Write out the records below word for word, please.

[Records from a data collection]

╔══

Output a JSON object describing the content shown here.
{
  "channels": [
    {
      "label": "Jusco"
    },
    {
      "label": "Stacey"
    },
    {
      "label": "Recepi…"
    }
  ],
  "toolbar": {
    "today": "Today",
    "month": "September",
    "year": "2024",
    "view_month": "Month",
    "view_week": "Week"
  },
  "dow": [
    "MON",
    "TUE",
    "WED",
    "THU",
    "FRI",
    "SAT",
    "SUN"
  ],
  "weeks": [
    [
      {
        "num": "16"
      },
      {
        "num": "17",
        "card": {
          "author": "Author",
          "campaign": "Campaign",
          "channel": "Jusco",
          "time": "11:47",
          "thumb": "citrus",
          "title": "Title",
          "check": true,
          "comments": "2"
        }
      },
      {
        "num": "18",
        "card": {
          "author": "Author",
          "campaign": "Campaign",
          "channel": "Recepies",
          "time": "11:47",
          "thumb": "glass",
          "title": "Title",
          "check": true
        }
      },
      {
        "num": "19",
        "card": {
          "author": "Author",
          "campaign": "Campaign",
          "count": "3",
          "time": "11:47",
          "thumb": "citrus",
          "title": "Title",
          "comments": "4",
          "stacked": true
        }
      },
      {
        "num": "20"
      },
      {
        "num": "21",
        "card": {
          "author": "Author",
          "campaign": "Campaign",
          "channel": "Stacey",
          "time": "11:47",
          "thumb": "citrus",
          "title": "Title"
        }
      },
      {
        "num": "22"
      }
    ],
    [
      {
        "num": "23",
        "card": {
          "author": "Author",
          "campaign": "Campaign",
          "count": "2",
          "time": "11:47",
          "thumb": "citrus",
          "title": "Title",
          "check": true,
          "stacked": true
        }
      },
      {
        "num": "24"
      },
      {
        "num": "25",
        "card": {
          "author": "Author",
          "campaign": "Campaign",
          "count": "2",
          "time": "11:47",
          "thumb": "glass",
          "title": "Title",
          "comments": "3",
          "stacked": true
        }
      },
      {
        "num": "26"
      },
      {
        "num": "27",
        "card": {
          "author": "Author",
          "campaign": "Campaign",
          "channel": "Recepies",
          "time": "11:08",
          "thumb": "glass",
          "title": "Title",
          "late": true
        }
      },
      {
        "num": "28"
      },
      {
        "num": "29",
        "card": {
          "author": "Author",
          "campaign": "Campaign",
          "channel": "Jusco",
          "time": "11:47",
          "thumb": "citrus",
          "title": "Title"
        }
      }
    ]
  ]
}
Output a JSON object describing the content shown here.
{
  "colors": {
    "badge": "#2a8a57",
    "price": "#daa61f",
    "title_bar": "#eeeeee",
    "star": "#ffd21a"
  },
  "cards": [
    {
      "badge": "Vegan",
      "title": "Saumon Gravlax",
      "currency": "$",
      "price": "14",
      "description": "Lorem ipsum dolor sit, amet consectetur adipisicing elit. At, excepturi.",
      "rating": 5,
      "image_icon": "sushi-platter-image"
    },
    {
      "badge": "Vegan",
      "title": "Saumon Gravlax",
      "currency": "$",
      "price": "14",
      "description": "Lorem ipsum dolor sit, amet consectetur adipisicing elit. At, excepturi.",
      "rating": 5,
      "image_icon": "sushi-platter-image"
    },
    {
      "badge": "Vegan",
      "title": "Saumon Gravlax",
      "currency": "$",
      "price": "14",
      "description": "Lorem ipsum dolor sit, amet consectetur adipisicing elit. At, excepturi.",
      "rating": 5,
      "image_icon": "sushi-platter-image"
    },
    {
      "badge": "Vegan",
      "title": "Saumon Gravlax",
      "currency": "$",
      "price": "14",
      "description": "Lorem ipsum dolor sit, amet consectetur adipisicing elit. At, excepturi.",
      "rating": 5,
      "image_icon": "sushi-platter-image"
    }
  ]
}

╚══

> **FINAL RESULT**:
Output a JSON object describing the content shown here.
{
  "channels": [
    {
      "label": "Jusco"
    },
    {
      "label": "Stacey"
    },
    {
      "label": "Recepi…"
    }
  ],
  "toolbar": {
    "today": "Today",
    "month": "September",
    "year": "2024",
    "view_month": "Month",
    "view_week": "Week"
  },
  "dow": [
    "MON",
    "TUE",
    "WED",
    "THU",
    "FRI",
    "SAT",
    "SUN"
  ],
  "weeks": [
    [
      {
        "num": "16"
      },
      {
        "num": "17",
        "card": {
          "author": "Author",
          "campaign": "Campaign",
          "channel": "Jusco",
          "time": "11:47",
          "thumb": "citrus",
          "title": "Title",
          "check": true,
          "comments": "2"
        }
      },
      {
        "num": "18",
        "card": {
          "author": "Author",
          "campaign": "Campaign",
          "channel": "Recepies",
          "time": "11:47",
          "thumb": "glass",
          "title": "Title",
          "check": true
        }
      },
      {
        "num": "19",
        "card": {
          "author": "Author",
          "campaign": "Campaign",
          "count": "3",
          "time": "11:47",
          "thumb": "citrus",
          "title": "Title",
          "comments": "4",
          "stacked": true
        }
      },
      {
        "num": "20"
      },
      {
        "num": "21",
        "card": {
          "author": "Author",
          "campaign": "Campaign",
          "channel": "Stacey",
          "time": "11:47",
          "thumb": "citrus",
          "title": "Title"
        }
      },
      {
        "num": "22"
      }
    ],
    [
      {
        "num": "23",
        "card": {
          "author": "Author",
          "campaign": "Campaign",
          "count": "2",
          "time": "11:47",
          "thumb": "citrus",
          "title": "Title",
          "check": true,
          "stacked": true
        }
      },
      {
        "num": "24"
      },
      {
        "num": "25",
        "card": {
          "author": "Author",
          "campaign": "Campaign",
          "count": "2",
          "time": "11:47",
          "thumb": "glass",
          "title": "Title",
          "comments": "3",
          "stacked": true
        }
      },
      {
        "num": "26"
      },
      {
        "num": "27",
        "card": {
          "author": "Author",
          "campaign": "Campaign",
          "channel": "Recepies",
          "time": "11:08",
          "thumb": "glass",
          "title": "Title",
          "late": true
        }
      },
      {
        "num": "28"
      },
      {
        "num": "29",
        "card": {
          "author": "Author",
          "campaign": "Campaign",
          "channel": "Jusco",
          "time": "11:47",
          "thumb": "citrus",
          "title": "Title"
        }
      }
    ]
  ]
}
Output a JSON object describing the content shown here.
{
  "colors": {
    "badge": "#2a8a57",
    "price": "#daa61f",
    "title_bar": "#eeeeee",
    "star": "#ffd21a"
  },
  "cards": [
    {
      "badge": "Vegan",
      "title": "Saumon Gravlax",
      "currency": "$",
      "price": "14",
      "description": "Lorem ipsum dolor sit, amet consectetur adipisicing elit. At, excepturi.",
      "rating": 5,
      "image_icon": "sushi-platter-image"
    },
    {
      "badge": "Vegan",
      "title": "Saumon Gravlax",
      "currency": "$",
      "price": "14",
      "description": "Lorem ipsum dolor sit, amet consectetur adipisicing elit. At, excepturi.",
      "rating": 5,
      "image_icon": "sushi-platter-image"
    },
    {
      "badge": "Vegan",
      "title": "Saumon Gravlax",
      "currency": "$",
      "price": "14",
      "description": "Lorem ipsum dolor sit, amet consectetur adipisicing elit. At, excepturi.",
      "rating": 5,
      "image_icon": "sushi-platter-image"
    },
    {
      "badge": "Vegan",
      "title": "Saumon Gravlax",
      "currency": "$",
      "price": "14",
      "description": "Lorem ipsum dolor sit, amet consectetur adipisicing elit. At, excepturi.",
      "rating": 5,
      "image_icon": "sushi-platter-image"
    }
  ]
}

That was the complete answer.